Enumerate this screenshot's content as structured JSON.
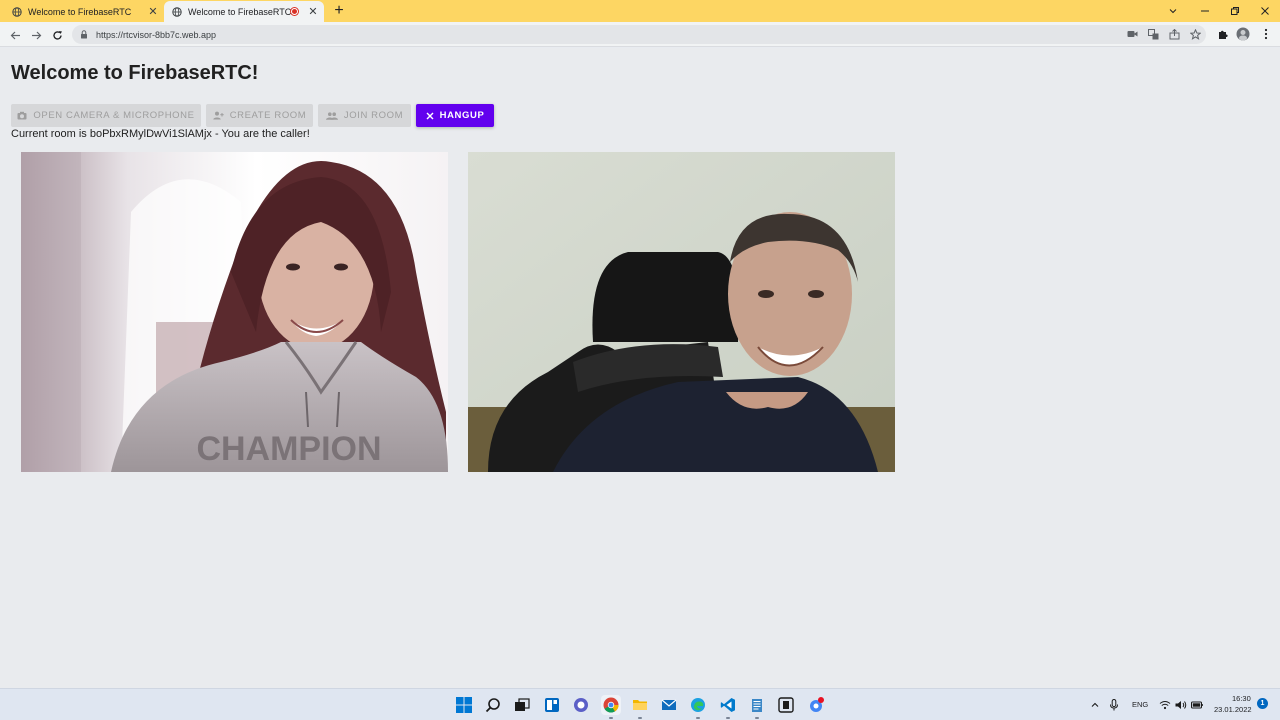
{
  "browser": {
    "tabs": [
      {
        "title": "Welcome to FirebaseRTC",
        "active": false
      },
      {
        "title": "Welcome to FirebaseRTC",
        "active": true,
        "recording": true
      }
    ],
    "new_tab_label": "+",
    "url": "https://rtcvisor-8bb7c.web.app"
  },
  "page": {
    "title": "Welcome to FirebaseRTC!",
    "buttons": [
      {
        "label": "Open camera & microphone",
        "icon": "camera-icon",
        "disabled": true
      },
      {
        "label": "Create room",
        "icon": "add-person-icon",
        "disabled": true
      },
      {
        "label": "Join room",
        "icon": "group-icon",
        "disabled": true
      },
      {
        "label": "Hangup",
        "icon": "close-icon",
        "disabled": false
      }
    ],
    "status": "Current room is boPbxRMylDwVi1SlAMjx - You are the caller!",
    "videos": [
      {
        "role": "local-video",
        "shirt_text": "CHAMPION"
      },
      {
        "role": "remote-video"
      }
    ]
  },
  "taskbar": {
    "language": "ENG",
    "time": "16:30",
    "date": "23.01.2022",
    "notification_count": "1"
  },
  "colors": {
    "tab_bar": "#fdd663",
    "accent": "#6200ee",
    "page_bg": "#e9ebee"
  }
}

- **AIM**:
Copy every line of the data exactly as written, excluding the pictures.

- **THE RESULT**:
Enumerate this screenshot's content as structured JSON.
{
  "browser": {
    "tabs": [
      {
        "title": "Welcome to FirebaseRTC",
        "active": false
      },
      {
        "title": "Welcome to FirebaseRTC",
        "active": true,
        "recording": true
      }
    ],
    "new_tab_label": "+",
    "url": "https://rtcvisor-8bb7c.web.app"
  },
  "page": {
    "title": "Welcome to FirebaseRTC!",
    "buttons": [
      {
        "label": "Open camera & microphone",
        "icon": "camera-icon",
        "disabled": true
      },
      {
        "label": "Create room",
        "icon": "add-person-icon",
        "disabled": true
      },
      {
        "label": "Join room",
        "icon": "group-icon",
        "disabled": true
      },
      {
        "label": "Hangup",
        "icon": "close-icon",
        "disabled": false
      }
    ],
    "status": "Current room is boPbxRMylDwVi1SlAMjx - You are the caller!",
    "videos": [
      {
        "role": "local-video",
        "shirt_text": "CHAMPION"
      },
      {
        "role": "remote-video"
      }
    ]
  },
  "taskbar": {
    "language": "ENG",
    "time": "16:30",
    "date": "23.01.2022",
    "notification_count": "1"
  },
  "colors": {
    "tab_bar": "#fdd663",
    "accent": "#6200ee",
    "page_bg": "#e9ebee"
  }
}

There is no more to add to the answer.